Records to process:
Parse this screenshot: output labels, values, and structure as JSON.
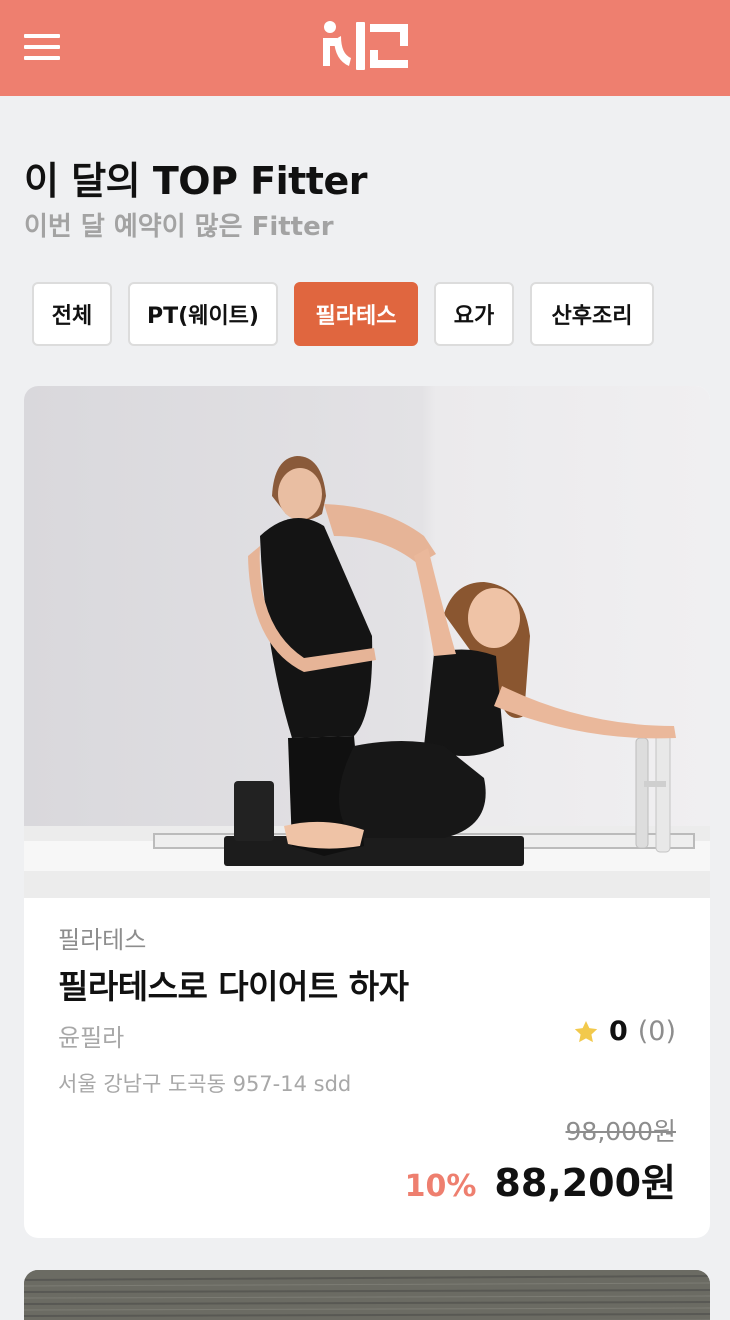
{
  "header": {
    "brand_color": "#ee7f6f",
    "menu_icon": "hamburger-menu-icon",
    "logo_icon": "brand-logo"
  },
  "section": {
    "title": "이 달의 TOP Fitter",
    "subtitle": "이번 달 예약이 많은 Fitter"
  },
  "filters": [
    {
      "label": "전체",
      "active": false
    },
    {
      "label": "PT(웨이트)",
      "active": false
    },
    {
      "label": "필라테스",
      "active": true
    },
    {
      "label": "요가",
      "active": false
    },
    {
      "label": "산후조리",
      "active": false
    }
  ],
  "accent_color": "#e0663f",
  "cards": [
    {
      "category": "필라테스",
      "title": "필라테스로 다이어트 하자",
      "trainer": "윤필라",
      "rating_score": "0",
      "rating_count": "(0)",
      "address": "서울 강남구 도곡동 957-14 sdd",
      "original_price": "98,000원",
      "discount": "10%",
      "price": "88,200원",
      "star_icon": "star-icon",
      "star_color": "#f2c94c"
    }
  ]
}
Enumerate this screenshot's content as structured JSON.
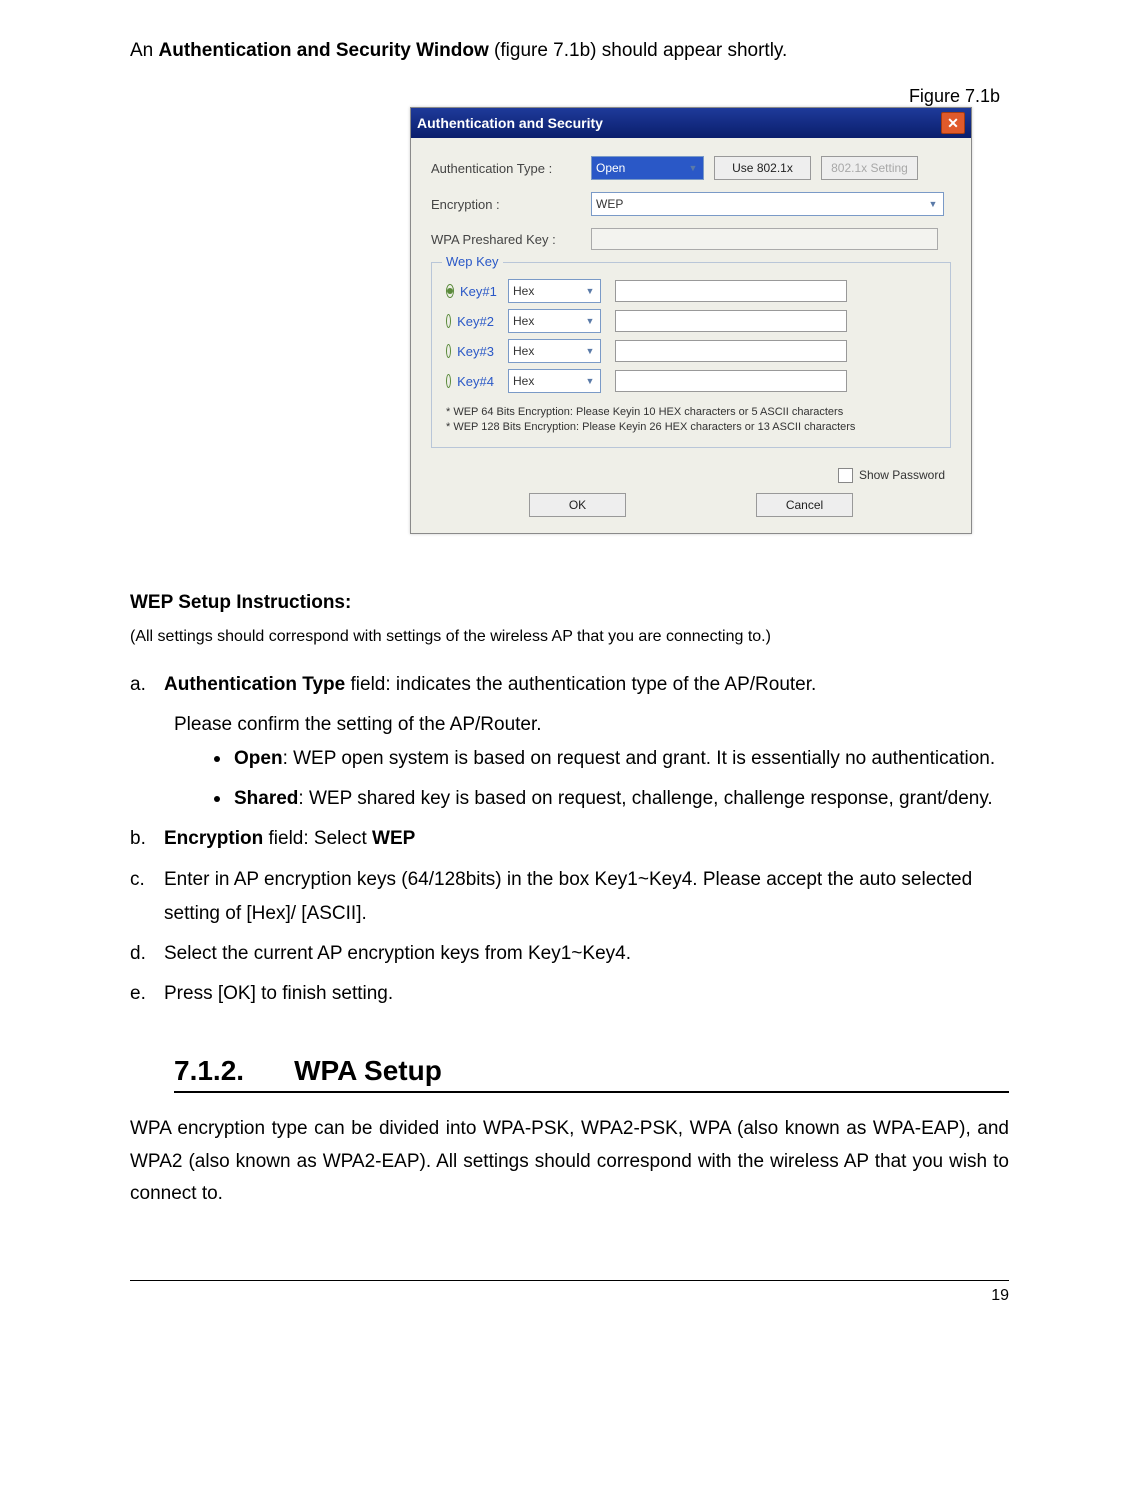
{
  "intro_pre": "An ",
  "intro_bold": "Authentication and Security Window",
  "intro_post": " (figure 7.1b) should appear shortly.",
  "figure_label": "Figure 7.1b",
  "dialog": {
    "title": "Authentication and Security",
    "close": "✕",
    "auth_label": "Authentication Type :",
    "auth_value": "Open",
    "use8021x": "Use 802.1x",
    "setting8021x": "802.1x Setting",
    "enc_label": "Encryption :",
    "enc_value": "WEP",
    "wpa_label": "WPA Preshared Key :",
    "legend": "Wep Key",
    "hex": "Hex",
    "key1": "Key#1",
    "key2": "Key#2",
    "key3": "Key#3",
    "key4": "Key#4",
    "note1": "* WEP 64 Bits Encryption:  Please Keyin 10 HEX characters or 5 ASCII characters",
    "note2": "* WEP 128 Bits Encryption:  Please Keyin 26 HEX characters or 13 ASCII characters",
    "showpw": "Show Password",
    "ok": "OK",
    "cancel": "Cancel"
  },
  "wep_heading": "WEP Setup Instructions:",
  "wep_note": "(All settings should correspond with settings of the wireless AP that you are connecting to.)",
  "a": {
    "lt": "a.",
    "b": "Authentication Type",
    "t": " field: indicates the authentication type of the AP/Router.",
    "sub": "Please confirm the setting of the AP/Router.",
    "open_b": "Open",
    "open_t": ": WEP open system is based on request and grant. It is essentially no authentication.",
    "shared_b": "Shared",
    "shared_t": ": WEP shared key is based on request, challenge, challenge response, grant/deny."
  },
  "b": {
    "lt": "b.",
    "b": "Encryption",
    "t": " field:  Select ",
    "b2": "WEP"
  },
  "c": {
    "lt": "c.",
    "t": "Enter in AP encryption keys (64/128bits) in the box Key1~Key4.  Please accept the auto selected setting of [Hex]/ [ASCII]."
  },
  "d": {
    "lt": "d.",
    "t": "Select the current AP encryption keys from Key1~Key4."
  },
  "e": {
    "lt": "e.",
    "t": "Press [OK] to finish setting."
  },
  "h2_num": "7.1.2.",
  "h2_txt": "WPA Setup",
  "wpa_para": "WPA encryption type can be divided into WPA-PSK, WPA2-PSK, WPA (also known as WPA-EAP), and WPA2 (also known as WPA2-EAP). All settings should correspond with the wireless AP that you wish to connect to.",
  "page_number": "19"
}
* * *
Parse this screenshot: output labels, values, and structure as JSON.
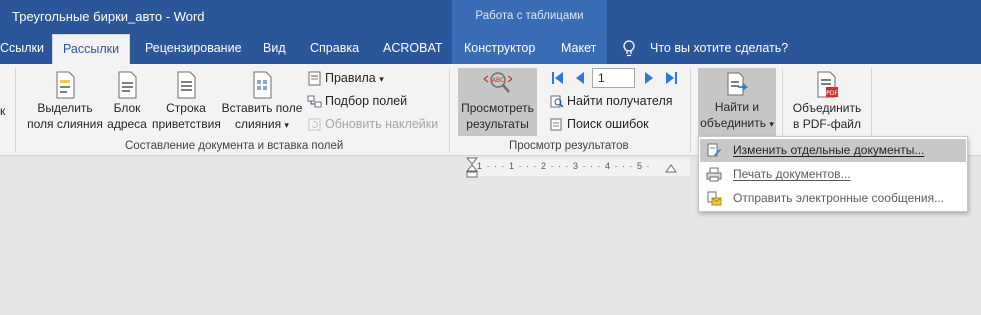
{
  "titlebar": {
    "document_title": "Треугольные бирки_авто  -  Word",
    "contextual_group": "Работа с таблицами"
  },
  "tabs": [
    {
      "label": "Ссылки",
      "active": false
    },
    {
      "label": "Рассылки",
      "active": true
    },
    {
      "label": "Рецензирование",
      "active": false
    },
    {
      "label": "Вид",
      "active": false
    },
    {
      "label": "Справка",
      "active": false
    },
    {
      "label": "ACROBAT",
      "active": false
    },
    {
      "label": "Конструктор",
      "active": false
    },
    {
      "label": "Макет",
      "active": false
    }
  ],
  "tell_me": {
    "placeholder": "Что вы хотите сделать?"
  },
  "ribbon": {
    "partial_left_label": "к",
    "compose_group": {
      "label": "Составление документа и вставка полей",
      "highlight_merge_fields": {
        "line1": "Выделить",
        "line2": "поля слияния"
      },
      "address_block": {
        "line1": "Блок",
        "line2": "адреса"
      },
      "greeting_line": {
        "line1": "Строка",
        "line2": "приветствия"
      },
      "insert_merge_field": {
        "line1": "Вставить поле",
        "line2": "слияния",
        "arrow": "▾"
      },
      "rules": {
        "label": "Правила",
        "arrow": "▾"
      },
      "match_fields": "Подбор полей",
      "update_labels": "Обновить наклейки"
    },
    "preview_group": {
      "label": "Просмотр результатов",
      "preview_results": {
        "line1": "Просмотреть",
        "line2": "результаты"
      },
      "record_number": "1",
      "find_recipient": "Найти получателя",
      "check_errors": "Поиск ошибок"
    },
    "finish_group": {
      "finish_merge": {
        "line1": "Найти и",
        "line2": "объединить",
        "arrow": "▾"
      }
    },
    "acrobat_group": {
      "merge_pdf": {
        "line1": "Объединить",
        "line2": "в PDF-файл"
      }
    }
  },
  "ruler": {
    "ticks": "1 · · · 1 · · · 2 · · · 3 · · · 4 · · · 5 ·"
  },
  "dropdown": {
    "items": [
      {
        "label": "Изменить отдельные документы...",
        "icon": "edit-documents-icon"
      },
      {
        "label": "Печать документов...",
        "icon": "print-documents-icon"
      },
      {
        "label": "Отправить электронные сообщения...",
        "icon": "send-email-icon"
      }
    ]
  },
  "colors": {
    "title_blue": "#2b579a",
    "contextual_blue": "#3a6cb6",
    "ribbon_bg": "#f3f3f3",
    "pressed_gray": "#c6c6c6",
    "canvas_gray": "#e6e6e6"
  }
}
...
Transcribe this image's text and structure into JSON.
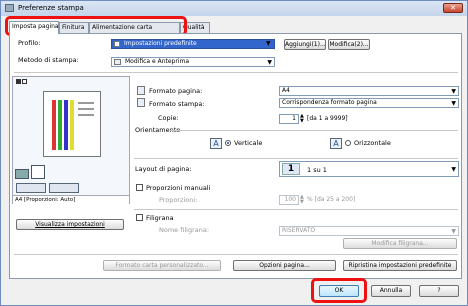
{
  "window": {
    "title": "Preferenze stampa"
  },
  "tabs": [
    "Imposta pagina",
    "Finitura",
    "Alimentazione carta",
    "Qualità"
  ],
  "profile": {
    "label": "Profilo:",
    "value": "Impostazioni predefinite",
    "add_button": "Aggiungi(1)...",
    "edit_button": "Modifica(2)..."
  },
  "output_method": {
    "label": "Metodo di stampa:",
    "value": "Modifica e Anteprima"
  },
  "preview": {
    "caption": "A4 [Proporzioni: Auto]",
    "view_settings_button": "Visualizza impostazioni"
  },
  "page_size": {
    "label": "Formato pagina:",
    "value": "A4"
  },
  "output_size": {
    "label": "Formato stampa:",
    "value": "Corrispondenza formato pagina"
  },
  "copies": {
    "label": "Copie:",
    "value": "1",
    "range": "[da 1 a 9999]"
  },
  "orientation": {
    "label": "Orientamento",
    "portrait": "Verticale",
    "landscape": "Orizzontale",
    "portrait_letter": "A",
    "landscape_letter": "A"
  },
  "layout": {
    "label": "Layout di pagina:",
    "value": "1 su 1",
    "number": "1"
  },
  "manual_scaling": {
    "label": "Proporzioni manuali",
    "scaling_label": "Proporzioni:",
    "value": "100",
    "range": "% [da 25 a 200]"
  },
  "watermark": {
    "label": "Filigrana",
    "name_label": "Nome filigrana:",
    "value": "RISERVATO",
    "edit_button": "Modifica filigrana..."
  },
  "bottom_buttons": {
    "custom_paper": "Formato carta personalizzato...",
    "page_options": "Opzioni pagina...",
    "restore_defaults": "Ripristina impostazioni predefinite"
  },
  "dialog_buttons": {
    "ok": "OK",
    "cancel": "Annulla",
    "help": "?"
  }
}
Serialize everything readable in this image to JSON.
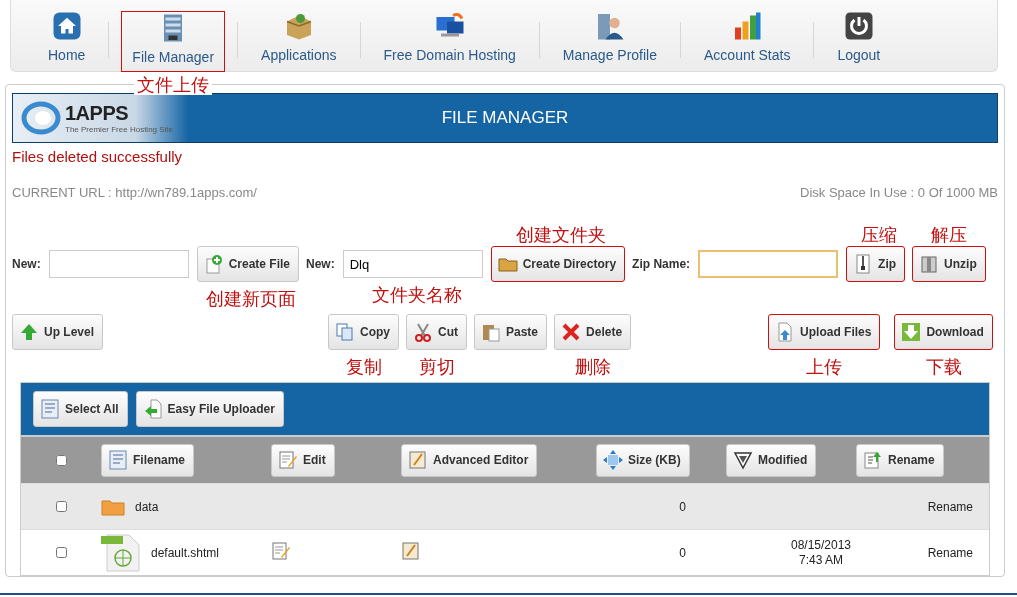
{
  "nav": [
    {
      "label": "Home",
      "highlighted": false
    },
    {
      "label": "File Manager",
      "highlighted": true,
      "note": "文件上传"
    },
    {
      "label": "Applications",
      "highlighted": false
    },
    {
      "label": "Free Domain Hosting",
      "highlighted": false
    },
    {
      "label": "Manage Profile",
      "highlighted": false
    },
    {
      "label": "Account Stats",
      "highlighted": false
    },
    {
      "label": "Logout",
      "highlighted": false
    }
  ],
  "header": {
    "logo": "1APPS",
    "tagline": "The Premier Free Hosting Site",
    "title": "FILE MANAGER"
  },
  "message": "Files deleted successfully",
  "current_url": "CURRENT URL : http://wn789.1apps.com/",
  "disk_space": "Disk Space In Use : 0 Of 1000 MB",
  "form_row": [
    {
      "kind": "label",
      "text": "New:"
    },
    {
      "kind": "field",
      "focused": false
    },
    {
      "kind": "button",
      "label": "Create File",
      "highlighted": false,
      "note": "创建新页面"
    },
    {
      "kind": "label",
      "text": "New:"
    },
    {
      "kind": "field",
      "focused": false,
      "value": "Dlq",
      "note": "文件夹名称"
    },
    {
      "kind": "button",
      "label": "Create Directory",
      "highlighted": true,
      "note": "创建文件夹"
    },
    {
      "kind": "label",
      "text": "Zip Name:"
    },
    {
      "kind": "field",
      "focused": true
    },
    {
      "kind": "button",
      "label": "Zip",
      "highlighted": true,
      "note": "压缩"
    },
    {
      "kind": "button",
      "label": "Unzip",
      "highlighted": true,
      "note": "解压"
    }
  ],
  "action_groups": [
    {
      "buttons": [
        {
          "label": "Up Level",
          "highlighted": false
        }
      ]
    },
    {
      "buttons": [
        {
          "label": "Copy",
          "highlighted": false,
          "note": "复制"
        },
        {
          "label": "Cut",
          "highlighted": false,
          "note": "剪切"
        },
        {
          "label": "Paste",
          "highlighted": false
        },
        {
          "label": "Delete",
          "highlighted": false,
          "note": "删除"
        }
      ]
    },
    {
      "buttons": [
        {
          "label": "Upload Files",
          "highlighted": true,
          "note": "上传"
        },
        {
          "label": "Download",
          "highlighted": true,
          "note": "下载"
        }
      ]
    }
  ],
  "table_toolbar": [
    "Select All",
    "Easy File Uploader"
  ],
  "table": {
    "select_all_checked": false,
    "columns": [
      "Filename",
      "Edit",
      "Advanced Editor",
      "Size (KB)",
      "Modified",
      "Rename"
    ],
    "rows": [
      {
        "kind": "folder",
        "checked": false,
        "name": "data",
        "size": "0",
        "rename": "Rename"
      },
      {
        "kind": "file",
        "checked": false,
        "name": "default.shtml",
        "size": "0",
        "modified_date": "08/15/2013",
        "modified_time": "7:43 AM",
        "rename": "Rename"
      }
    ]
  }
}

Your instructions:
Gather each line in the data that holds the string "Proporzioni".

Expected answer:
    "caption": "A4 [Proporzioni: Auto]",
    "label": "Proporzioni manuali",
    "scaling_label": "Proporzioni:",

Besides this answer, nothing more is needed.